* GOAL A
Which lines of the entries contain the string "balance"? Pick out each of them and copy it.

* SELECTION
- - - - - - -

Currently K.A. Colorado is developing several projects in the Tierra del Fuego region of Argentina and in Antarctica together with the Argentine Ministry of Culture, Education, Science & Technology, including: A ship-ice safety program featuring a documentary film, educational text books, and academic program material; an art-and-science education program for all levels of schools and universities, including a series of lectures, classes, and field course work; and an ice core art project and cultural exchange program.
In October 2008, K.A. Colorado was honored by the LA Artcore Museum at their Annual Banquet in Los Angeles, where he was recognized for his art and international work in climate-related issues and environmental concerns.
In April 2009, a climbing expedition team in South America imbedded a K.A. Colorado “Kyoto Protocol Dialogue” Ice Core Sculpture in the cauldron of Volcano Pillan near the border of Argentina and Chile. Upcoming shows for K.A. Colorado in 2009 and 2010 include a solo exhibition at the LA Artcore Contemporary Museum in Los Angeles, California, and a special solo exhibition at the international headquarters of the humanitarian organization, Mercy Corps, in Portland, Oregon. The artist is also currently working on a book exploring the moral, social, and scientific implications of the politicization of climate change, climate study, and climate issues. He hopes his art work will help increase the understanding of our relationship to the environment and represent the joining together of human and environmental history, cultural and climate study, and natural art and science.
"Through visually depicting the ice, arctic, and polar conditions, and working with weather phenomenon in cold regions, as well as documenting individuals’ response to cold and scientific study of extreme cold, I feel I am creating art that represents humanity, science, and nature linking together. Extreme cold is part of the balance that makes up our environmental and our human condition, and as climate change reduces cold so too does it alter our social condition and interaction with the environment and with each other.""As a sculptor and painter, I have been given the opportunity to develop my art on the climate subject, and hope to expand the relationship of visual arts to the beauty, fragility, and relationship of climate. I also believe that an enlightened and empowered individual is a crucial element in the current question on climate. I believe the ability to portray and dramatize climate as fundamental to beauty, light, and international relations is achieved through artistic exploration and understanding."

- - - - - - -

* PROVIDED DATA
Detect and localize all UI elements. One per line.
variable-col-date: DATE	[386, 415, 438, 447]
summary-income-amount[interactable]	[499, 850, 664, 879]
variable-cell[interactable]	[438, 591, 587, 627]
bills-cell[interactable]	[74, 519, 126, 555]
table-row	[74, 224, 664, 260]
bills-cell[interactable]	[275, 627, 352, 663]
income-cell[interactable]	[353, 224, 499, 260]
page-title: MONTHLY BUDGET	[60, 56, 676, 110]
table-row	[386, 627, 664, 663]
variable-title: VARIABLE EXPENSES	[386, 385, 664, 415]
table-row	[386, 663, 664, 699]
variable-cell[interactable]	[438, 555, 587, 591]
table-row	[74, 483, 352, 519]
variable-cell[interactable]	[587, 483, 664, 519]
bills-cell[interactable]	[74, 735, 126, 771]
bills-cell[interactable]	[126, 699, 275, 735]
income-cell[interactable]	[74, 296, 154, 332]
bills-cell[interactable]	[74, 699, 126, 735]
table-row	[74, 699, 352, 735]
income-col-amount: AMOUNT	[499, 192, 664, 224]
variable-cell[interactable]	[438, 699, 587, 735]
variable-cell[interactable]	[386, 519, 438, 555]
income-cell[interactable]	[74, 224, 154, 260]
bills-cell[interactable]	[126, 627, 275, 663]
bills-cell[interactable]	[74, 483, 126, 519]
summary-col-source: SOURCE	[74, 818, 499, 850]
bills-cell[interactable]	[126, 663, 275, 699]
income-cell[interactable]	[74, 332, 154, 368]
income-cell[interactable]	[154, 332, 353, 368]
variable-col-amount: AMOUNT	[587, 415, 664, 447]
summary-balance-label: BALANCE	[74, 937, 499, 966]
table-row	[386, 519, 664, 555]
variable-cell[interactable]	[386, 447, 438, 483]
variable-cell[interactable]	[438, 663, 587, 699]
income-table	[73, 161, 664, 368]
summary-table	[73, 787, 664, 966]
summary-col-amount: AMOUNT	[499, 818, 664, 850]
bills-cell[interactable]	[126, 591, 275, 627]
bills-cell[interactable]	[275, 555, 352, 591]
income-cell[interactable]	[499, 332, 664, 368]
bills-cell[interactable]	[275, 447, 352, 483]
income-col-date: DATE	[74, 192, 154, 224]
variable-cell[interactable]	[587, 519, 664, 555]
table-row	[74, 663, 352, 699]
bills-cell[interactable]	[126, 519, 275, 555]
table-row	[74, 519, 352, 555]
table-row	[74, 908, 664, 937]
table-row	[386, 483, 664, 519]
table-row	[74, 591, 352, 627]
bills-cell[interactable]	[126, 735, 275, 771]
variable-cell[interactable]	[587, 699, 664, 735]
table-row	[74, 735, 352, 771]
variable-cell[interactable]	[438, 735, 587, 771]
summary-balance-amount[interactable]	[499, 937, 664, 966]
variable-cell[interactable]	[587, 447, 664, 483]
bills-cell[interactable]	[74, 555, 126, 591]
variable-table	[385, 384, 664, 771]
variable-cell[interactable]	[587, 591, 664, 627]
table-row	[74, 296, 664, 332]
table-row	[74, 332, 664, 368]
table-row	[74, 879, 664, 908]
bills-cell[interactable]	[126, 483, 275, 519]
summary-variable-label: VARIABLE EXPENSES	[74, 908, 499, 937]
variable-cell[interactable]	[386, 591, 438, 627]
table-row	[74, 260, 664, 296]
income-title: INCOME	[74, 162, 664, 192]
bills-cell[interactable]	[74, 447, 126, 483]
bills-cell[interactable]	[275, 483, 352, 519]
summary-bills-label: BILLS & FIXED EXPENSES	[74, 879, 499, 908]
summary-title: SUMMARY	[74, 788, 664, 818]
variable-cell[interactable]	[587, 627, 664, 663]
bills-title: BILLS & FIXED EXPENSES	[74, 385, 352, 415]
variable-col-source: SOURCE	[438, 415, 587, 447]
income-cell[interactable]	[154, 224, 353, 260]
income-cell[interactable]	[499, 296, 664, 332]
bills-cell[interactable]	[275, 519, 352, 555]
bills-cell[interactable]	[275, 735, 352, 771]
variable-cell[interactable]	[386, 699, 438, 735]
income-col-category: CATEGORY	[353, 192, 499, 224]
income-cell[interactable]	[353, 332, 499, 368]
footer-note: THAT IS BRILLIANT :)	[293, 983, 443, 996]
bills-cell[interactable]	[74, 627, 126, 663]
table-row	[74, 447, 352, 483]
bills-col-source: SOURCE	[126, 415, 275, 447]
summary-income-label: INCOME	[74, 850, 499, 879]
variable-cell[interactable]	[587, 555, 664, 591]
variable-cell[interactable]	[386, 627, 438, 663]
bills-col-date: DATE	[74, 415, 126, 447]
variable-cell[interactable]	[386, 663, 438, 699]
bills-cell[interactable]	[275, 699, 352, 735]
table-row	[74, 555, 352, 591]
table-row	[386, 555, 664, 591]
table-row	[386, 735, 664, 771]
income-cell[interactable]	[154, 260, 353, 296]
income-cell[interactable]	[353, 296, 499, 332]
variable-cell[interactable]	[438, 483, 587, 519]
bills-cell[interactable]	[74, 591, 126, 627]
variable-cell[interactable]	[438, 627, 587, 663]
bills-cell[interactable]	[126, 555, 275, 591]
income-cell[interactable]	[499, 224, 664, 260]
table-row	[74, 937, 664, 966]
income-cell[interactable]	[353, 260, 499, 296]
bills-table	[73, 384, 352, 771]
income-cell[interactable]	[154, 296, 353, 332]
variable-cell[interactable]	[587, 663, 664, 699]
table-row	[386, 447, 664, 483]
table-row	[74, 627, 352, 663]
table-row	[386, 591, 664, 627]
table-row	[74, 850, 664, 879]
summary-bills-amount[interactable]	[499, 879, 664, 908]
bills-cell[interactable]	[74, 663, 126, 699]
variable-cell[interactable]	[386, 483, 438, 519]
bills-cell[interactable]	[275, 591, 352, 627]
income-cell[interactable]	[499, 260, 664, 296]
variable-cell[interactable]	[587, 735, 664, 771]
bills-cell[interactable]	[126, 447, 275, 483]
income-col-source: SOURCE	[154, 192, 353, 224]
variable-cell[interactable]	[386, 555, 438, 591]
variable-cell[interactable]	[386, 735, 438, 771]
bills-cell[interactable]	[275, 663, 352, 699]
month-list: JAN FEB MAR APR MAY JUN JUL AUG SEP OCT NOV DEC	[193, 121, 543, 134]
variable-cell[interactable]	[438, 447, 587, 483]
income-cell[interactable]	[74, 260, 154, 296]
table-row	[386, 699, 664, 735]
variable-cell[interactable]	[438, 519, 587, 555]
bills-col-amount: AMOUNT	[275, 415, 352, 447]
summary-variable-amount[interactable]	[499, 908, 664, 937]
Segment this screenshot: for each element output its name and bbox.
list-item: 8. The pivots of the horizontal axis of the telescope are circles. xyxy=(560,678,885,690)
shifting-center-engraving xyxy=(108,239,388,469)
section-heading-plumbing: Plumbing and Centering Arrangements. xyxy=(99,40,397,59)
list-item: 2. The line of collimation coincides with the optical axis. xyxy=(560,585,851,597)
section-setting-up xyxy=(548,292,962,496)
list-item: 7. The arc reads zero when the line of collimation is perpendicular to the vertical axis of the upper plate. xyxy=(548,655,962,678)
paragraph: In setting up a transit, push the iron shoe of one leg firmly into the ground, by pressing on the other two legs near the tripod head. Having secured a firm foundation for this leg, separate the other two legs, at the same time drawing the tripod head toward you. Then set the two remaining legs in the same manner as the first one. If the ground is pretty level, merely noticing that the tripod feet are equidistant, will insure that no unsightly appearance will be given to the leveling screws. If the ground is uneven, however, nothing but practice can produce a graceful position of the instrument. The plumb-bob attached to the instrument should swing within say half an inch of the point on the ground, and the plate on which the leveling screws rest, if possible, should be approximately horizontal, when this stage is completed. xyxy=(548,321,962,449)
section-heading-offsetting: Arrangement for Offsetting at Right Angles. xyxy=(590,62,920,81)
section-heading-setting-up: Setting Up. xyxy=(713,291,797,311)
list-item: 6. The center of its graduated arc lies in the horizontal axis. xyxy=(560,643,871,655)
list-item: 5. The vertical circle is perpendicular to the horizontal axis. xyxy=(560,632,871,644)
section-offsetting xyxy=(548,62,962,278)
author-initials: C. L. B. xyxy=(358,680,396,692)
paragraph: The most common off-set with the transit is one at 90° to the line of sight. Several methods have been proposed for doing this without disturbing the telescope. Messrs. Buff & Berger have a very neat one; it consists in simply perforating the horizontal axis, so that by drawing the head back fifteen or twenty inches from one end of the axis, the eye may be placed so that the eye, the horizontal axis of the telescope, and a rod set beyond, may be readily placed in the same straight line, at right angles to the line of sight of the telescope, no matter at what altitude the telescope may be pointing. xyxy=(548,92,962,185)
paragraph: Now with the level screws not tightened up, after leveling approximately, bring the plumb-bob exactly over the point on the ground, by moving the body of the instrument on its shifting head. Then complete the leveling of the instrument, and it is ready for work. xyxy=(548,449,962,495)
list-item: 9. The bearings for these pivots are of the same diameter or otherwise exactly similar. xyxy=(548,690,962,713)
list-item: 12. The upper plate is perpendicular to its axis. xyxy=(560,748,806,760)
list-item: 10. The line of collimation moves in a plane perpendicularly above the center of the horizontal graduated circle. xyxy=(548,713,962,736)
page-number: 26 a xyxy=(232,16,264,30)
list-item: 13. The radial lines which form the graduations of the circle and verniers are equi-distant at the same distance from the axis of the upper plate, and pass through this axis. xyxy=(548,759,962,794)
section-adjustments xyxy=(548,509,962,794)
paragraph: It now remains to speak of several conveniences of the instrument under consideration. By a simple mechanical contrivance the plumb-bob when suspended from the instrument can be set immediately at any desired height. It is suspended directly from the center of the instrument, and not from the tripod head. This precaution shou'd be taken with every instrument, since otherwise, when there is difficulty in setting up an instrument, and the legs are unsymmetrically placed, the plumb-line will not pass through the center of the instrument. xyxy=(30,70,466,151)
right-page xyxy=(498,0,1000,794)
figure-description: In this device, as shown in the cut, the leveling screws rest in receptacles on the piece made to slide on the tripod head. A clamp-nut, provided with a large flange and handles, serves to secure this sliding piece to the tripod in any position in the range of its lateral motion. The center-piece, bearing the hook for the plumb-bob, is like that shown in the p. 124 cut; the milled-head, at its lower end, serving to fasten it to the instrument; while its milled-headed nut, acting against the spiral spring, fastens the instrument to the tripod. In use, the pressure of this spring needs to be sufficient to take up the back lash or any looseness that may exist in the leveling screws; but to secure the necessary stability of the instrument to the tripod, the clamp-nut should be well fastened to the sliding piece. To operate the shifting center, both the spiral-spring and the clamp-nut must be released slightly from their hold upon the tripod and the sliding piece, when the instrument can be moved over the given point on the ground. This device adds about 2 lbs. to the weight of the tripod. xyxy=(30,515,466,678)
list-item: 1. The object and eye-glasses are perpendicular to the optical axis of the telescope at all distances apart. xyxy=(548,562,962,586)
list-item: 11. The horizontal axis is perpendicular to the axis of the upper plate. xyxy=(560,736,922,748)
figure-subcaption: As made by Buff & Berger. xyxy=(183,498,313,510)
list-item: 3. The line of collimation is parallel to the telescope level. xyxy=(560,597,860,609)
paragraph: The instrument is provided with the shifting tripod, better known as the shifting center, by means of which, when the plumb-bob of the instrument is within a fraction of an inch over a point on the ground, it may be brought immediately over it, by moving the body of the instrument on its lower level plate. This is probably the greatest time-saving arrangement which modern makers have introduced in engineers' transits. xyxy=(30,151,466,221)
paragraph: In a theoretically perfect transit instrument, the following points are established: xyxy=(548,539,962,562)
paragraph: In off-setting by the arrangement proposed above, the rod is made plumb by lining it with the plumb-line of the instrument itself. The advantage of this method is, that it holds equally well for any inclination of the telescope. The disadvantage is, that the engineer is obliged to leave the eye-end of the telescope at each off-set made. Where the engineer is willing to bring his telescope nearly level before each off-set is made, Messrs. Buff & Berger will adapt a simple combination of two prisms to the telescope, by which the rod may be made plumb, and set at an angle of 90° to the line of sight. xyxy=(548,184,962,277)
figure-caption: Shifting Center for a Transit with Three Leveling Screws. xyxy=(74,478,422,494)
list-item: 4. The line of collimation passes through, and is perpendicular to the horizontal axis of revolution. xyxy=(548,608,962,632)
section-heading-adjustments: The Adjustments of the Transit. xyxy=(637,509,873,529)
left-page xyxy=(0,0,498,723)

- - - - - - -

* GOAL B
How would you sum up the passage on K.A. Colorado in two sentences?

* FINAL ANSWER A
summary-balance-label: BALANCE	[74, 937, 499, 966]
summary-balance-amount[interactable]	[499, 937, 664, 966]

* FINAL ANSWER B
K.A. Colorado is developing several projects in Argentina's Tierra del Fuego region and in Antarctica with the Argentine Ministry of Culture, Education, Science & Technology, was honored by the LA Artcore Museum in October 2008, and in April 2009 had a "Kyoto Protocol Dialogue" Ice Core Sculpture embedded by a climbing team in the cauldron of Volcano Pillan. He has solo exhibitions coming up in Los Angeles and Portland, is writing a book on the politicization of climate change, and hopes his art will help increase understanding of our relationship to the environment.